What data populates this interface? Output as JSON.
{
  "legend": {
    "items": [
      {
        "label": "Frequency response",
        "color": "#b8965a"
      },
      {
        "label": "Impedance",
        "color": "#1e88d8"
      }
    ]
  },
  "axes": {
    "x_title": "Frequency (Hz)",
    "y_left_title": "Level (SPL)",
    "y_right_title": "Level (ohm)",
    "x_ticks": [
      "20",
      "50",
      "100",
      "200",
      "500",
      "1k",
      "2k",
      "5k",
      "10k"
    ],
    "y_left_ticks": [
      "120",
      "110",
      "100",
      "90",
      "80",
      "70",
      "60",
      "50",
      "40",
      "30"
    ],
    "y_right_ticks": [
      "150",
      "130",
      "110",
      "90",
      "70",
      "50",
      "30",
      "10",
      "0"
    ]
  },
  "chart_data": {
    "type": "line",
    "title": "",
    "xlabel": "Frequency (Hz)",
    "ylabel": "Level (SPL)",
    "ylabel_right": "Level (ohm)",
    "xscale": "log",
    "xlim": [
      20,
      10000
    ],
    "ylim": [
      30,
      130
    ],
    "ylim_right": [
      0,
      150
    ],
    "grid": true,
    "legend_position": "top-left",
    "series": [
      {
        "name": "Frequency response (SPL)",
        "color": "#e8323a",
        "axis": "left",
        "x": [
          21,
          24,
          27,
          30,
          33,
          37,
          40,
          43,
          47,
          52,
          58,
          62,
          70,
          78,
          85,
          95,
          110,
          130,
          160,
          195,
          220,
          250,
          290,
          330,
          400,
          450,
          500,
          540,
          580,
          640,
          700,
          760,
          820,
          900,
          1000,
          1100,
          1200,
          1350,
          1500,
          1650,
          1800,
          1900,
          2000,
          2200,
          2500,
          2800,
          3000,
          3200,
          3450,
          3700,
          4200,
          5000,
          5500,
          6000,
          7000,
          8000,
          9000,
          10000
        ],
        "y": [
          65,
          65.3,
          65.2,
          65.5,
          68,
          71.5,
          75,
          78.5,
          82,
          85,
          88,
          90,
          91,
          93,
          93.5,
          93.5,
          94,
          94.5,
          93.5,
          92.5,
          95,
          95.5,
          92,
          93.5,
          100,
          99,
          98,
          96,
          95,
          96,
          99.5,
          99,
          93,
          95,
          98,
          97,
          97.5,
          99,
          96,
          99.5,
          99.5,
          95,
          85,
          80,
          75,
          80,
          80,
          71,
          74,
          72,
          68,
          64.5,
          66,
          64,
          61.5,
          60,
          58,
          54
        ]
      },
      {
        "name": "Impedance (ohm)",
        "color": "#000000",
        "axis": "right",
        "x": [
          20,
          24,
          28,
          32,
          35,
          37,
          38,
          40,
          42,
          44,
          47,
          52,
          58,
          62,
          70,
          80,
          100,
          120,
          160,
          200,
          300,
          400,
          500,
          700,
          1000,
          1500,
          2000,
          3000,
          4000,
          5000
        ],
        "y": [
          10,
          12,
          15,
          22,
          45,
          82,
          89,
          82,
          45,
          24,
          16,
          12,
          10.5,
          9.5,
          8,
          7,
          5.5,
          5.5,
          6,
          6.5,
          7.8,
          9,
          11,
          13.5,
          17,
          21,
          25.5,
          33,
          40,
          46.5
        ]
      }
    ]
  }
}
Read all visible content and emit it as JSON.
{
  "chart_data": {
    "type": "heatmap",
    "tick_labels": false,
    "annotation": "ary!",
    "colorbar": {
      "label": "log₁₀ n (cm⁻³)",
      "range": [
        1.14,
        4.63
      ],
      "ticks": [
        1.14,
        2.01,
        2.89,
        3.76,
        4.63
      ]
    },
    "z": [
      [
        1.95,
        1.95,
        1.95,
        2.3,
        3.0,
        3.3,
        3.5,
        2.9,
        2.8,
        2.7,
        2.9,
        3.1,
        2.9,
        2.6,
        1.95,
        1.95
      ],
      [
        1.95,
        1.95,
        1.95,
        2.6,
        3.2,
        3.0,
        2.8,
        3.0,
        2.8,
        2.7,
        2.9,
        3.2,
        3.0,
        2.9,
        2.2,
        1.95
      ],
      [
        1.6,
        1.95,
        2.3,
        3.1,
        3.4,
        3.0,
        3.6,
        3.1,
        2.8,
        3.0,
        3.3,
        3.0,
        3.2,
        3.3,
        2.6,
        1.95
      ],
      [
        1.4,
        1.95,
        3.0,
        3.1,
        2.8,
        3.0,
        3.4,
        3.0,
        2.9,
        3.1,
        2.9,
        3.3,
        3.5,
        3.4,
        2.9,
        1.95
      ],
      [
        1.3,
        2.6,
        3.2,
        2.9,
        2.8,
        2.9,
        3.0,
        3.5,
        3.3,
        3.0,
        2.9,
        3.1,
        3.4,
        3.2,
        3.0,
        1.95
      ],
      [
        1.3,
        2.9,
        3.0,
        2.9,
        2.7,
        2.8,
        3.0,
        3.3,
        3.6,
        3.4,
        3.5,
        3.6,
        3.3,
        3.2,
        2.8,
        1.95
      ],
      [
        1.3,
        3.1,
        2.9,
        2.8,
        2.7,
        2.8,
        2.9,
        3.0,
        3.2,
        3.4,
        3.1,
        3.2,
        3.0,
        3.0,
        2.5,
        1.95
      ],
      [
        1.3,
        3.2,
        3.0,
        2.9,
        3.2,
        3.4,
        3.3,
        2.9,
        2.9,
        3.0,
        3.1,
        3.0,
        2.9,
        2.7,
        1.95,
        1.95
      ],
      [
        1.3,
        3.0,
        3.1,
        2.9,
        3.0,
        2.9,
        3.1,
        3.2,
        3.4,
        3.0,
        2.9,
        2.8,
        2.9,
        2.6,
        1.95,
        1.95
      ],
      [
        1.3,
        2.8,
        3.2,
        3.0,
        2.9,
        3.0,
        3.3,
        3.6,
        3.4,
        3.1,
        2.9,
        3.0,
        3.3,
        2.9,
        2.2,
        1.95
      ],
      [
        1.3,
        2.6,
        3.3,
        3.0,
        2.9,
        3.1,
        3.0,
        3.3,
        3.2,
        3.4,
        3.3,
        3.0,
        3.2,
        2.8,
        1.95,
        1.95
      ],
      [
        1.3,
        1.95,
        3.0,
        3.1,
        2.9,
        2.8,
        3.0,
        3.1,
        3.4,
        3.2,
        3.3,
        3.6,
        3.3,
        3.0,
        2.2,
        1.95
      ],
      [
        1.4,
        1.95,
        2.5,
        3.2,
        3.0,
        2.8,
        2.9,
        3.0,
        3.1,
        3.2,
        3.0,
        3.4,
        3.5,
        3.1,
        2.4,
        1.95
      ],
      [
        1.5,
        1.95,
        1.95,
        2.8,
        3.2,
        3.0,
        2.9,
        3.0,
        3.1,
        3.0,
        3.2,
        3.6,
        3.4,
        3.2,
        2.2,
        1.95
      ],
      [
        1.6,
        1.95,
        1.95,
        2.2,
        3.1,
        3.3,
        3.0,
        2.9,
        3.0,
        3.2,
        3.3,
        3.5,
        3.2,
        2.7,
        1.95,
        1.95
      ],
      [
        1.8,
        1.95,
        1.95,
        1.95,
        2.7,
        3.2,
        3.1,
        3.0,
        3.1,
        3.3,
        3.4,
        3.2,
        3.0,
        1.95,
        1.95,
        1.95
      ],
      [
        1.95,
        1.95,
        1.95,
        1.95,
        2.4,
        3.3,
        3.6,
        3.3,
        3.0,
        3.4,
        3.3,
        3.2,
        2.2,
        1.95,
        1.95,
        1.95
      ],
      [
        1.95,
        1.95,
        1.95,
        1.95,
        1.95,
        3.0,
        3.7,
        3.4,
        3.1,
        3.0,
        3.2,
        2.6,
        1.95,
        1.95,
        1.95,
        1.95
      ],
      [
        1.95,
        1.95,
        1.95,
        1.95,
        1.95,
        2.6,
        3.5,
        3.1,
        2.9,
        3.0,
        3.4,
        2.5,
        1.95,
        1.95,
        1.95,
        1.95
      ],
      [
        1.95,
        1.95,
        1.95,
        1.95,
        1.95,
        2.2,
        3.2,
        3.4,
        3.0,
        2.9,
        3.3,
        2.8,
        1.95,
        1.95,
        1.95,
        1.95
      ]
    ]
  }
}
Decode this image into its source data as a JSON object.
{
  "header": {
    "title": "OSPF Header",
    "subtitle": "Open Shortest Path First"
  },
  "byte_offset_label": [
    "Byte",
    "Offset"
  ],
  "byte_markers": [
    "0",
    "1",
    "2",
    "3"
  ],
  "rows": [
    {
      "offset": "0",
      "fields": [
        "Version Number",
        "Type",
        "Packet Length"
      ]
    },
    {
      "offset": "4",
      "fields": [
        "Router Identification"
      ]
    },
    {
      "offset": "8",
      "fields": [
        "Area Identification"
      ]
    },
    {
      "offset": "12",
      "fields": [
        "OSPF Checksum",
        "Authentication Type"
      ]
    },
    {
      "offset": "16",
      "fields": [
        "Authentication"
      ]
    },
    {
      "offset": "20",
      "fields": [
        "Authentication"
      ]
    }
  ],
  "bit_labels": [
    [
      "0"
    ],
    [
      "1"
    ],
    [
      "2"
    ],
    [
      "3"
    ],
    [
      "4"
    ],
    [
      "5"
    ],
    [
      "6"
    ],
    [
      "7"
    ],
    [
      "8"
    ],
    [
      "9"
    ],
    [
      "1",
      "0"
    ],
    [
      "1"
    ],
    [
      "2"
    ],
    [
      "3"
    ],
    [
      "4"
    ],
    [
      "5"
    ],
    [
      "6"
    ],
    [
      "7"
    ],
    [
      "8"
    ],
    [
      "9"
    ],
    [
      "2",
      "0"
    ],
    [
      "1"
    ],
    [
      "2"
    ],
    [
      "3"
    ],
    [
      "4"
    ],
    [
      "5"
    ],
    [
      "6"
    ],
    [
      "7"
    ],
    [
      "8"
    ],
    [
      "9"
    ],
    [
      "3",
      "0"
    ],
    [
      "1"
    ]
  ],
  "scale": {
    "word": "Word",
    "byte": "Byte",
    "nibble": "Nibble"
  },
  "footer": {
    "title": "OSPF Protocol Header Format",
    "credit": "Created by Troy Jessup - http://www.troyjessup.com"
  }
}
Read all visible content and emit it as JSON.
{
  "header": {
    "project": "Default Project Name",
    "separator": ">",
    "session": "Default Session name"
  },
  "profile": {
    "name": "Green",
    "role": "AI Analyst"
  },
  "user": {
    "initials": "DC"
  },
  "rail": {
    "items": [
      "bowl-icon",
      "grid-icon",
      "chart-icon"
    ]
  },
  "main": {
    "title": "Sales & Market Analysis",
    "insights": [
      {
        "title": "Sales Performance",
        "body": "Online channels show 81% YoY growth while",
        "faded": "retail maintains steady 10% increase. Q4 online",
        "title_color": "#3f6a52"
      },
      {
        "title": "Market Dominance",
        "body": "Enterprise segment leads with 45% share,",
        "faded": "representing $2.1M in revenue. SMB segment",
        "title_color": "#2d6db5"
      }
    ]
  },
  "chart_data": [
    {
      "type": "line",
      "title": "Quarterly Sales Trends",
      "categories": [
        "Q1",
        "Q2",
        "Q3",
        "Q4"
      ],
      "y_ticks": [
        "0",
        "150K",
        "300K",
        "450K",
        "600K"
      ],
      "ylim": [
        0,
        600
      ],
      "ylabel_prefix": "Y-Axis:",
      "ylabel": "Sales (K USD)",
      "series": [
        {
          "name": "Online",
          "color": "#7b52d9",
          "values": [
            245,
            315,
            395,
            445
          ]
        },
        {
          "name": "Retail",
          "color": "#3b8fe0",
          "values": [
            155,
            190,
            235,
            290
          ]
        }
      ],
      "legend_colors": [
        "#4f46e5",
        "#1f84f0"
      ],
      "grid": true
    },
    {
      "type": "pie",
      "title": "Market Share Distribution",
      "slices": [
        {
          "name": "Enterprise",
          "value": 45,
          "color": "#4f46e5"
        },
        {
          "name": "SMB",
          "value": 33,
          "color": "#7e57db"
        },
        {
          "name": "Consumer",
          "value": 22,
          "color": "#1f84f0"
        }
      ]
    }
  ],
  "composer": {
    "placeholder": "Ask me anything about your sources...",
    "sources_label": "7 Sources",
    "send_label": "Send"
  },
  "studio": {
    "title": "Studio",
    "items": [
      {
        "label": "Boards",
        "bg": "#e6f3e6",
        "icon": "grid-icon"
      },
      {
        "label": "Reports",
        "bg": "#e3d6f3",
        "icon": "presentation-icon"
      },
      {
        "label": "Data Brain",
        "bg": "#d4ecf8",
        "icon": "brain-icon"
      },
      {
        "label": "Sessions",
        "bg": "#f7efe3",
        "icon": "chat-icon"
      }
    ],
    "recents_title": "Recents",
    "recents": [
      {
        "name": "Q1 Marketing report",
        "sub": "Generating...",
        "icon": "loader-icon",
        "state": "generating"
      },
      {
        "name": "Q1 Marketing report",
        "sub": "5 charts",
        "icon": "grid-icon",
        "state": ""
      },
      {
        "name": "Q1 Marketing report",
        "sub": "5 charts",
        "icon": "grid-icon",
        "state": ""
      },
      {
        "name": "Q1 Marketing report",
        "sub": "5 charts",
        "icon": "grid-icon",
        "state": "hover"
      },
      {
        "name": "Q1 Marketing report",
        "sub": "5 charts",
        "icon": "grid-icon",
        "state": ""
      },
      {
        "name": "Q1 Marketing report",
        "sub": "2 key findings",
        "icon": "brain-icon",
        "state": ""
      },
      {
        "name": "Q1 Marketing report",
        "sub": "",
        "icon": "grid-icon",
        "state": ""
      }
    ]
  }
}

- - - -

WHAT YOU SHOULD DO. Which lines contain "Identification"? Copy each of them.

RIGHT ANSWER.
        "Router Identification"
        "Area Identification"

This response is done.